Chart and figure data
——————————

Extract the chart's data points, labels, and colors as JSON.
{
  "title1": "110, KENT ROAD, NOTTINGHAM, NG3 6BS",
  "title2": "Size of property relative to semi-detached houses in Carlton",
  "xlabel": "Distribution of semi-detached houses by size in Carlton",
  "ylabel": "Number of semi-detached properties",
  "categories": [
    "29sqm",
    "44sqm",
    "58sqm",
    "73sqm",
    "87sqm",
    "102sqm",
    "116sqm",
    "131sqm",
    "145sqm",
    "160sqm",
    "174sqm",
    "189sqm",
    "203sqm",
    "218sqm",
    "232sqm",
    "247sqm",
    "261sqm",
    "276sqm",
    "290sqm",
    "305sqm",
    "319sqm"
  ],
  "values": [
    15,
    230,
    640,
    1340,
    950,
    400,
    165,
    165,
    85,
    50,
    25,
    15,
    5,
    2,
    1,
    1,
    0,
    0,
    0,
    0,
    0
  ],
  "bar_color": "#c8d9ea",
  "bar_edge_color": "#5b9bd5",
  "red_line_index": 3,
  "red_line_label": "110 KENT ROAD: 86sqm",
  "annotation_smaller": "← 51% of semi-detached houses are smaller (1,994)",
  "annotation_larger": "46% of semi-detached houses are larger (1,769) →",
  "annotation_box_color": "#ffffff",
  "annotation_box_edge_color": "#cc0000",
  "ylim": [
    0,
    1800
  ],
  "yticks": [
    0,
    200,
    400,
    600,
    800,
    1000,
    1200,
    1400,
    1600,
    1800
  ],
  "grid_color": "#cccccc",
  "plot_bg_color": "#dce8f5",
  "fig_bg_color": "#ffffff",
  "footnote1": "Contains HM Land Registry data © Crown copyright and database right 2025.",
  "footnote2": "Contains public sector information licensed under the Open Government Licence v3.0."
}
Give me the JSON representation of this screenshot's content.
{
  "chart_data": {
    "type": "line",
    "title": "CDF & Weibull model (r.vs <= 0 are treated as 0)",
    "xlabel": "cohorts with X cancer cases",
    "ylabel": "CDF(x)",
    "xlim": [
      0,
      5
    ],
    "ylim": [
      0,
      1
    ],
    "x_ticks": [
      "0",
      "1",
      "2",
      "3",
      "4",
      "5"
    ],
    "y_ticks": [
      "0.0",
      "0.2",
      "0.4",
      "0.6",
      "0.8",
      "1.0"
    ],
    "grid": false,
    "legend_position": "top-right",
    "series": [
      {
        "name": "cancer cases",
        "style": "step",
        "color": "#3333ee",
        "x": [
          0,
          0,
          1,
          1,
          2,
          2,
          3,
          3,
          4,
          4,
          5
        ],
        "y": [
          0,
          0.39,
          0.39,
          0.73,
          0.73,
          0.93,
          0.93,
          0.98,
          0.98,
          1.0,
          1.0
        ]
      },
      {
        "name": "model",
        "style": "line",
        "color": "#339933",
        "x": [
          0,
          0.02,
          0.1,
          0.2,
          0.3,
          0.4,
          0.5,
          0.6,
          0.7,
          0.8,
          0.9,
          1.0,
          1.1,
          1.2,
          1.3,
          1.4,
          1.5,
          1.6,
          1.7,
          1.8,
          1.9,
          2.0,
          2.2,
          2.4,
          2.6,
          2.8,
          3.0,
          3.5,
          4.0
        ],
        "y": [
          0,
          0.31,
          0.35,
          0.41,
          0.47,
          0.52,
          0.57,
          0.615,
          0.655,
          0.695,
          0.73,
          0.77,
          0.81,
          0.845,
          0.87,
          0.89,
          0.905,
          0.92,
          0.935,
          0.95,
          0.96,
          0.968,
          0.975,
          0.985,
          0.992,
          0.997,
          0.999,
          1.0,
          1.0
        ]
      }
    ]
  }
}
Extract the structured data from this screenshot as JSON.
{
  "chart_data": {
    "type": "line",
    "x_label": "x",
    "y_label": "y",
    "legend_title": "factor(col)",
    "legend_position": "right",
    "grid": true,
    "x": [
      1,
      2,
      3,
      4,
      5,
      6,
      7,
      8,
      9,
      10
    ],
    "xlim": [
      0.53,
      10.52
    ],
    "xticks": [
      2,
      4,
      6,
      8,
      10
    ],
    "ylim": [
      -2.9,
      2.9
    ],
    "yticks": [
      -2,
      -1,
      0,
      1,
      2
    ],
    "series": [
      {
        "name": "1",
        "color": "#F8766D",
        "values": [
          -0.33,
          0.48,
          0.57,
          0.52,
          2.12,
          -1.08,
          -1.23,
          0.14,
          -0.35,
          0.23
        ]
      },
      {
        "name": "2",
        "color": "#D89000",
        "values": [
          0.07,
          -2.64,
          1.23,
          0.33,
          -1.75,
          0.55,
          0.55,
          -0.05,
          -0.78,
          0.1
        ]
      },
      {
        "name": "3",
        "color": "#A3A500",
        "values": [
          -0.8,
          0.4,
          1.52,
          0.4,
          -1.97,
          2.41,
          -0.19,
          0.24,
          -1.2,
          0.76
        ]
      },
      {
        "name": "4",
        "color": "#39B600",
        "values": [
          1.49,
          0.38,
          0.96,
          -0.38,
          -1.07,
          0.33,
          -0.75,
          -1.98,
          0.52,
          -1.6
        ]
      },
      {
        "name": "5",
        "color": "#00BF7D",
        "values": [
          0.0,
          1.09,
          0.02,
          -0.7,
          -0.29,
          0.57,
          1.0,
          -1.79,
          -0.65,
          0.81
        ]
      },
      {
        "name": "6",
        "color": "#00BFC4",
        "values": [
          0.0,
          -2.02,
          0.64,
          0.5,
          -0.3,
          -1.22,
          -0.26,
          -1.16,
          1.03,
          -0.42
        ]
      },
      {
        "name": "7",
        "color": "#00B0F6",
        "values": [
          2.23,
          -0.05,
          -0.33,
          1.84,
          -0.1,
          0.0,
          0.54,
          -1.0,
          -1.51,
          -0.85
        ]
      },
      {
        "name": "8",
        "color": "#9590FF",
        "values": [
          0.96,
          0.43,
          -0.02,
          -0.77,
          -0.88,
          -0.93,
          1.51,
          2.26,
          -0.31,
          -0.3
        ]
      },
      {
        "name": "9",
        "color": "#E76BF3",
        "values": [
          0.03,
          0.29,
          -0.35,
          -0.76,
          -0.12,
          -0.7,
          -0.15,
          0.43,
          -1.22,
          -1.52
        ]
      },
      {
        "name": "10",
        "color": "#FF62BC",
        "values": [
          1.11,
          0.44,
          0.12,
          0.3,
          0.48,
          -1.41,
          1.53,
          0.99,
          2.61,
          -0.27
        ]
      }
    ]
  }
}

——————————

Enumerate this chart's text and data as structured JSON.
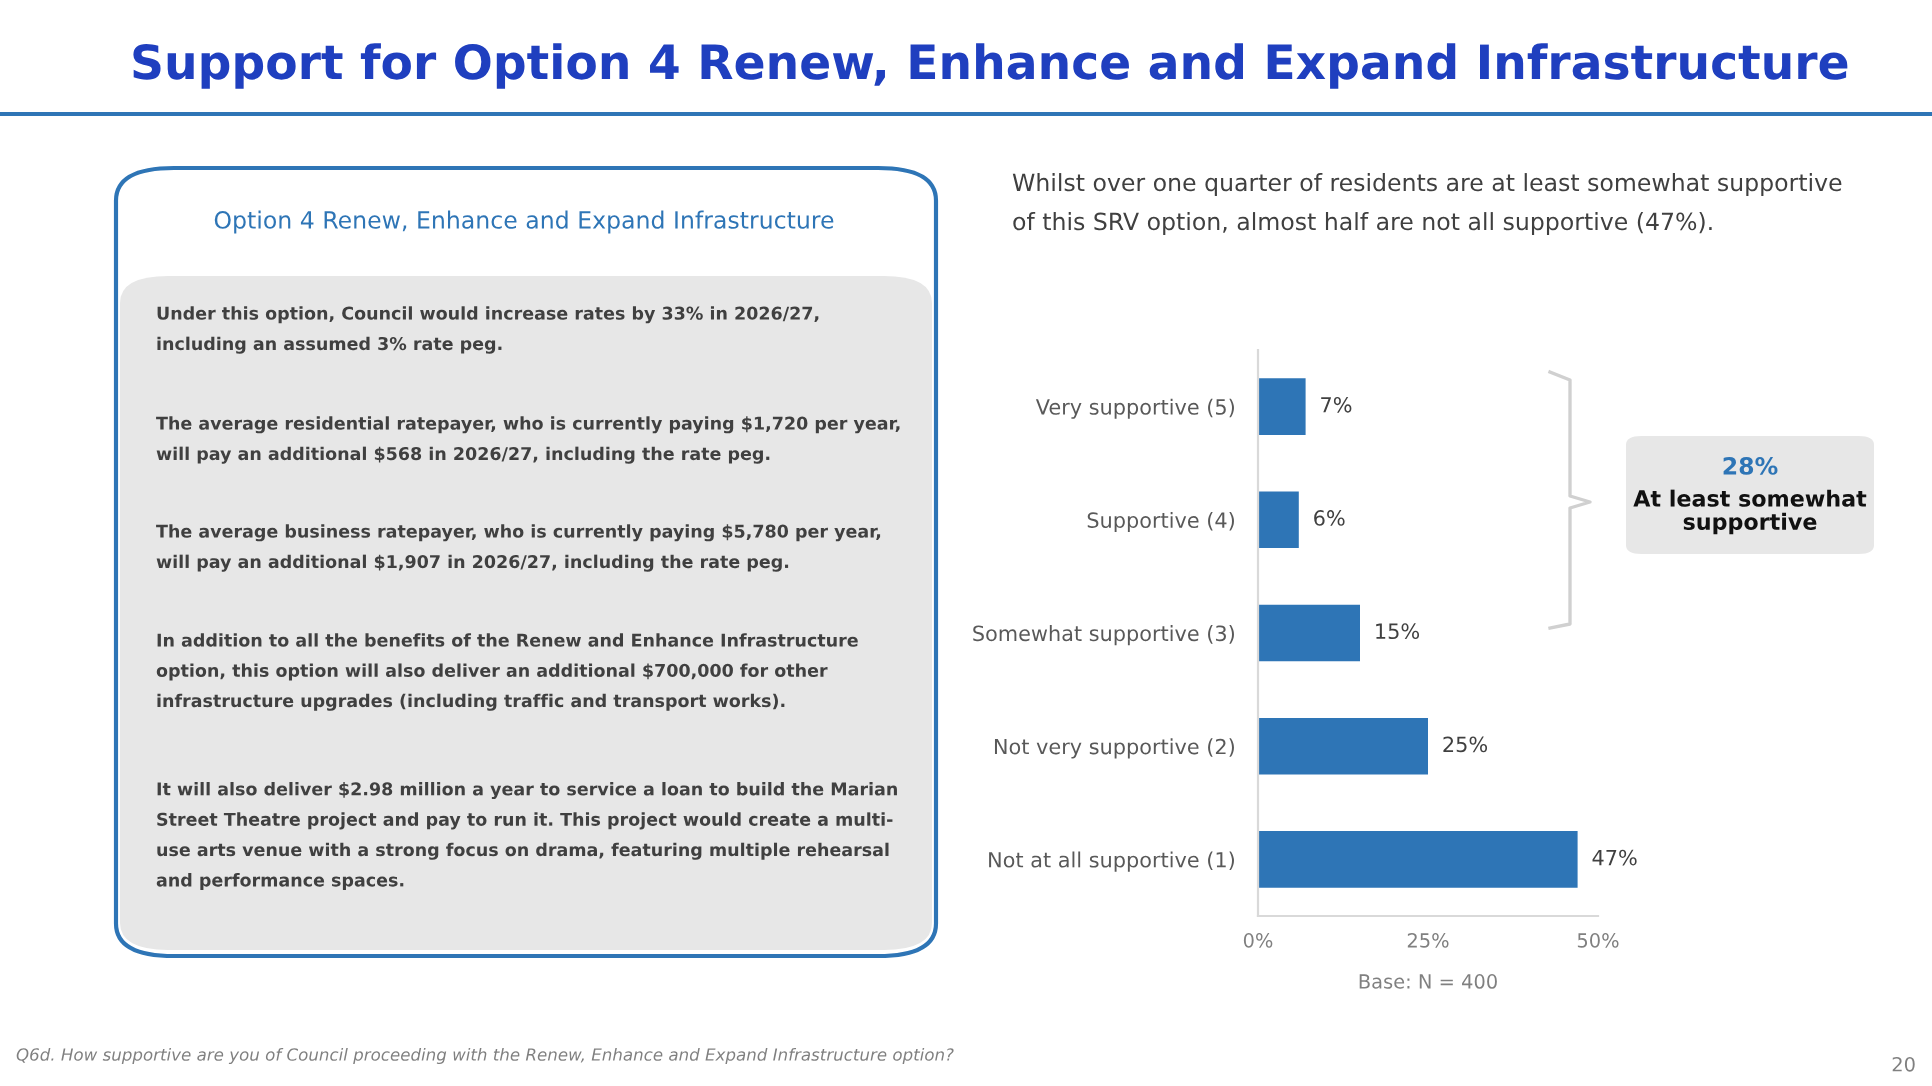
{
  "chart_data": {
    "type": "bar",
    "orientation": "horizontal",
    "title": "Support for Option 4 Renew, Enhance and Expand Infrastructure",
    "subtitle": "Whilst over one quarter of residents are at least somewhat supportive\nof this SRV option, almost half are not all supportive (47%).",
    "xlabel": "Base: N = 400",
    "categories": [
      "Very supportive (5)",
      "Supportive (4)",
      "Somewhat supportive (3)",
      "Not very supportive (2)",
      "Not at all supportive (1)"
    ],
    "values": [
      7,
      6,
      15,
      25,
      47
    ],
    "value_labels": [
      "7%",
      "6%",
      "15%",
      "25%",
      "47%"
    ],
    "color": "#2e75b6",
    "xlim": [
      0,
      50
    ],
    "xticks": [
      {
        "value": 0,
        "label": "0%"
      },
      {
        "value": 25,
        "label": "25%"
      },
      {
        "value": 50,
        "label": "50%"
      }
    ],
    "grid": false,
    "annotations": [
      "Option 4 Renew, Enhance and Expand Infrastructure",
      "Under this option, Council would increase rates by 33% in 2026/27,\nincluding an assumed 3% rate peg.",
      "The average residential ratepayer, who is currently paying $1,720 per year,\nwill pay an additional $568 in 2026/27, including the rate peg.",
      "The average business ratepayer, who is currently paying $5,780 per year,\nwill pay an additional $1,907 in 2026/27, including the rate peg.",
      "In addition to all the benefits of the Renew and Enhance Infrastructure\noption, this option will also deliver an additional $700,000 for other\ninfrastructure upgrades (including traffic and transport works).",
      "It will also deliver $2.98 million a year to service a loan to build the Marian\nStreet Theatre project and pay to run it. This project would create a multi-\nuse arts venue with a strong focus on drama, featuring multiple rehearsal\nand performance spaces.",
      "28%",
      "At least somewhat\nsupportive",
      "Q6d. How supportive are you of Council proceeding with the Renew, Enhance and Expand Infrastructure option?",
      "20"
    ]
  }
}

——————————

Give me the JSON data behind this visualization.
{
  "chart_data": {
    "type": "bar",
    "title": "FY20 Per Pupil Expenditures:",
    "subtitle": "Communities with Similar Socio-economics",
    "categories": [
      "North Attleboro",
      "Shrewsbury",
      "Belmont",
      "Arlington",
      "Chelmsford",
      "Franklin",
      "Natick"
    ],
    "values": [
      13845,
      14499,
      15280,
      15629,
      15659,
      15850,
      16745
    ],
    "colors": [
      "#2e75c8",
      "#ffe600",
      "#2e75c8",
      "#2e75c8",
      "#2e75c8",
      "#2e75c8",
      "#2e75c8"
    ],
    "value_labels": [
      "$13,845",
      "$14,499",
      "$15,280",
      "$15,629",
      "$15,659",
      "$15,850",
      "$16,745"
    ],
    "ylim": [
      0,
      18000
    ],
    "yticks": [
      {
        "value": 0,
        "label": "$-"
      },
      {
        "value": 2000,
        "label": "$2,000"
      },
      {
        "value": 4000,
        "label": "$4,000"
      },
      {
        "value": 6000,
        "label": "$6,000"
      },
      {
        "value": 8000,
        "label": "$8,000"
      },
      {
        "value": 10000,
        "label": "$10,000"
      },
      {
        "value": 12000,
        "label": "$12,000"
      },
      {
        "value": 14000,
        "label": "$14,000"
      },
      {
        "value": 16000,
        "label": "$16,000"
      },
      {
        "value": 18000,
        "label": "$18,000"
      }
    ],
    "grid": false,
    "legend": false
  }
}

——————————

### EXERCISE REQUIREMENTS
Gather each line holding the string "ffffff".

### EXERCISE ANSWER
  "annotation_box_color": "#ffffff",
  "fig_bg_color": "#ffffff",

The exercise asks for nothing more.